** Begin **

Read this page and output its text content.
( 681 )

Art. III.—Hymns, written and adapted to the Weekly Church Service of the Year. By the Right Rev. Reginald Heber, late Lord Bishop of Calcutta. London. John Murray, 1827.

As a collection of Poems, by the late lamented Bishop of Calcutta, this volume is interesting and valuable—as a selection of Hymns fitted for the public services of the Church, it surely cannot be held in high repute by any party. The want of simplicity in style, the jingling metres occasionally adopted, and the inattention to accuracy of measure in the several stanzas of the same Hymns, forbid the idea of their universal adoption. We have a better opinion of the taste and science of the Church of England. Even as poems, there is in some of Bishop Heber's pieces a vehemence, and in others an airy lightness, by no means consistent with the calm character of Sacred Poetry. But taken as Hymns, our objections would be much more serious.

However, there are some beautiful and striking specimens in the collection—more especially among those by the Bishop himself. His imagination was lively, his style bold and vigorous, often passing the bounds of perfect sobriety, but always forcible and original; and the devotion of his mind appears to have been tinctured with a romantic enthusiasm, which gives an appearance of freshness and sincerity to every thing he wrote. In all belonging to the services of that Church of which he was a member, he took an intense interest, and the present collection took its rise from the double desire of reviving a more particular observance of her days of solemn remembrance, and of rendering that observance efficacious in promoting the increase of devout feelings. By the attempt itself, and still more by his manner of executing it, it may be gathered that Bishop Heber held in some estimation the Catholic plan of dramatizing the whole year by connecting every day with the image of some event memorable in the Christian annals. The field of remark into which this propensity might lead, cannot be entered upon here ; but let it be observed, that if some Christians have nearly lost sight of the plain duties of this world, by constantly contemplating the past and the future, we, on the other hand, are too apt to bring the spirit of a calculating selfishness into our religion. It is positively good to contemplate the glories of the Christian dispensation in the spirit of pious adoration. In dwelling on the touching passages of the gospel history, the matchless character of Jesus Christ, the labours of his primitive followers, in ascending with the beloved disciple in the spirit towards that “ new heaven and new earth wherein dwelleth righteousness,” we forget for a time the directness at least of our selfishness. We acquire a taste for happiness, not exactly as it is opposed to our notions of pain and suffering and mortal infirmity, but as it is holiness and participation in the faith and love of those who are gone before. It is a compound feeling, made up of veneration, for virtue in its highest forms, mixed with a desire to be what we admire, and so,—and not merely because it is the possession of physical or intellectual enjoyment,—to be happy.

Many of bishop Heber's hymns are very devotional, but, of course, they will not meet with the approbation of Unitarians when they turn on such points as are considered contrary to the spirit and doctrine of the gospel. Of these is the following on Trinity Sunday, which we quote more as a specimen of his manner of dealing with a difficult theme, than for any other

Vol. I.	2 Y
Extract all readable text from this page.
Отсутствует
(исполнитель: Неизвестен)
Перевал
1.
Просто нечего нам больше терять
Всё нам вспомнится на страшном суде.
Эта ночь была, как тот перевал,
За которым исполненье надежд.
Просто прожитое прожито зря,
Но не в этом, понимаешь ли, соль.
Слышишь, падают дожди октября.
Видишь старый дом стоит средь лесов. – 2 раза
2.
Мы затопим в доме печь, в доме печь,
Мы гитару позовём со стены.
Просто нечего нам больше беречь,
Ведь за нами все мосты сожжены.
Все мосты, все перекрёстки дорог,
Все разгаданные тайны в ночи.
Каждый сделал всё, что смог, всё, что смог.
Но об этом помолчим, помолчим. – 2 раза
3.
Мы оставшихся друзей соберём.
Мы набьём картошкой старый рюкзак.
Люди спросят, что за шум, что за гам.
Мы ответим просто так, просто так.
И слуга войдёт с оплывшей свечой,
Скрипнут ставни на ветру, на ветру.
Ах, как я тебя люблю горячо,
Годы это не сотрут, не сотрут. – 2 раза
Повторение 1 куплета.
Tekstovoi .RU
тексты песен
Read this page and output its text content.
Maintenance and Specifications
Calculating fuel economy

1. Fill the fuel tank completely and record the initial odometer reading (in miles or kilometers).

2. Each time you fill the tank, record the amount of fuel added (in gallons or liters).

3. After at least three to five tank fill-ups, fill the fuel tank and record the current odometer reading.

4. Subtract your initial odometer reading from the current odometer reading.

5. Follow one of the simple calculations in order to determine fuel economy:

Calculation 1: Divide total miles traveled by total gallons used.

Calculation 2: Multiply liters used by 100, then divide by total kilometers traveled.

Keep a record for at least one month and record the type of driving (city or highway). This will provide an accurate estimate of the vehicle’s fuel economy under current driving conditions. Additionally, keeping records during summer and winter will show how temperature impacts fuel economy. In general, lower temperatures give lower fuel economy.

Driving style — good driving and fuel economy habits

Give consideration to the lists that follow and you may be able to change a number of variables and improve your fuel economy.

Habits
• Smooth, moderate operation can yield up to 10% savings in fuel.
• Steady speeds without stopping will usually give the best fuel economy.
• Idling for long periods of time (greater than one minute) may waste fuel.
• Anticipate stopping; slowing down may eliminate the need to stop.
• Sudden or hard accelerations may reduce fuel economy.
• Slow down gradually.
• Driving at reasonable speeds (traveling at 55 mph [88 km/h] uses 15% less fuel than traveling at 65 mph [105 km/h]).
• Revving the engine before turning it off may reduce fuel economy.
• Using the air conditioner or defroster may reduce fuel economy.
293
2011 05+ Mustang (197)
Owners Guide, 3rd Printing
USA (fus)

** End **

● What the task requires:
Set out the complete listing exactly as shown.

● Exercise output:
Read this page and output its text content.
( 681 )

Art. III.—Hymns, written and adapted to the Weekly Church Service of the Year. By the Right Rev. Reginald Heber, late Lord Bishop of Calcutta. London. John Murray, 1827.

As a collection of Poems, by the late lamented Bishop of Calcutta, this volume is interesting and valuable—as a selection of Hymns fitted for the public services of the Church, it surely cannot be held in high repute by any party. The want of simplicity in style, the jingling metres occasionally adopted, and the inattention to accuracy of measure in the several stanzas of the same Hymns, forbid the idea of their universal adoption. We have a better opinion of the taste and science of the Church of England. Even as poems, there is in some of Bishop Heber's pieces a vehemence, and in others an airy lightness, by no means consistent with the calm character of Sacred Poetry. But taken as Hymns, our objections would be much more serious.

However, there are some beautiful and striking specimens in the collection—more especially among those by the Bishop himself. His imagination was lively, his style bold and vigorous, often passing the bounds of perfect sobriety, but always forcible and original; and the devotion of his mind appears to have been tinctured with a romantic enthusiasm, which gives an appearance of freshness and sincerity to every thing he wrote. In all belonging to the services of that Church of which he was a member, he took an intense interest, and the present collection took its rise from the double desire of reviving a more particular observance of her days of solemn remembrance, and of rendering that observance efficacious in promoting the increase of devout feelings. By the attempt itself, and still more by his manner of executing it, it may be gathered that Bishop Heber held in some estimation the Catholic plan of dramatizing the whole year by connecting every day with the image of some event memorable in the Christian annals. The field of remark into which this propensity might lead, cannot be entered upon here ; but let it be observed, that if some Christians have nearly lost sight of the plain duties of this world, by constantly contemplating the past and the future, we, on the other hand, are too apt to bring the spirit of a calculating selfishness into our religion. It is positively good to contemplate the glories of the Christian dispensation in the spirit of pious adoration. In dwelling on the touching passages of the gospel history, the matchless character of Jesus Christ, the labours of his primitive followers, in ascending with the beloved disciple in the spirit towards that “ new heaven and new earth wherein dwelleth righteousness,” we forget for a time the directness at least of our selfishness. We acquire a taste for happiness, not exactly as it is opposed to our notions of pain and suffering and mortal infirmity, but as it is holiness and participation in the faith and love of those who are gone before. It is a compound feeling, made up of veneration, for virtue in its highest forms, mixed with a desire to be what we admire, and so,—and not merely because it is the possession of physical or intellectual enjoyment,—to be happy.

Many of bishop Heber's hymns are very devotional, but, of course, they will not meet with the approbation of Unitarians when they turn on such points as are considered contrary to the spirit and doctrine of the gospel. Of these is the following on Trinity Sunday, which we quote more as a specimen of his manner of dealing with a difficult theme, than for any other

Vol. I.	2 Y
Extract all readable text from this page.
Отсутствует
(исполнитель: Неизвестен)
Перевал
1.
Просто нечего нам больше терять
Всё нам вспомнится на страшном суде.
Эта ночь была, как тот перевал,
За которым исполненье надежд.
Просто прожитое прожито зря,
Но не в этом, понимаешь ли, соль.
Слышишь, падают дожди октября.
Видишь старый дом стоит средь лесов. – 2 раза
2.
Мы затопим в доме печь, в доме печь,
Мы гитару позовём со стены.
Просто нечего нам больше беречь,
Ведь за нами все мосты сожжены.
Все мосты, все перекрёстки дорог,
Все разгаданные тайны в ночи.
Каждый сделал всё, что смог, всё, что смог.
Но об этом помолчим, помолчим. – 2 раза
3.
Мы оставшихся друзей соберём.
Мы набьём картошкой старый рюкзак.
Люди спросят, что за шум, что за гам.
Мы ответим просто так, просто так.
И слуга войдёт с оплывшей свечой,
Скрипнут ставни на ветру, на ветру.
Ах, как я тебя люблю горячо,
Годы это не сотрут, не сотрут. – 2 раза
Повторение 1 куплета.
Tekstovoi .RU
тексты песен
Read this page and output its text content.
Maintenance and Specifications
Calculating fuel economy

1. Fill the fuel tank completely and record the initial odometer reading (in miles or kilometers).

2. Each time you fill the tank, record the amount of fuel added (in gallons or liters).

3. After at least three to five tank fill-ups, fill the fuel tank and record the current odometer reading.

4. Subtract your initial odometer reading from the current odometer reading.

5. Follow one of the simple calculations in order to determine fuel economy:

Calculation 1: Divide total miles traveled by total gallons used.

Calculation 2: Multiply liters used by 100, then divide by total kilometers traveled.

Keep a record for at least one month and record the type of driving (city or highway). This will provide an accurate estimate of the vehicle’s fuel economy under current driving conditions. Additionally, keeping records during summer and winter will show how temperature impacts fuel economy. In general, lower temperatures give lower fuel economy.

Driving style — good driving and fuel economy habits

Give consideration to the lists that follow and you may be able to change a number of variables and improve your fuel economy.

Habits
• Smooth, moderate operation can yield up to 10% savings in fuel.
• Steady speeds without stopping will usually give the best fuel economy.
• Idling for long periods of time (greater than one minute) may waste fuel.
• Anticipate stopping; slowing down may eliminate the need to stop.
• Sudden or hard accelerations may reduce fuel economy.
• Slow down gradually.
• Driving at reasonable speeds (traveling at 55 mph [88 km/h] uses 15% less fuel than traveling at 65 mph [105 km/h]).
• Revving the engine before turning it off may reduce fuel economy.
• Using the air conditioner or defroster may reduce fuel economy.
293
2011 05+ Mustang (197)
Owners Guide, 3rd Printing
USA (fus)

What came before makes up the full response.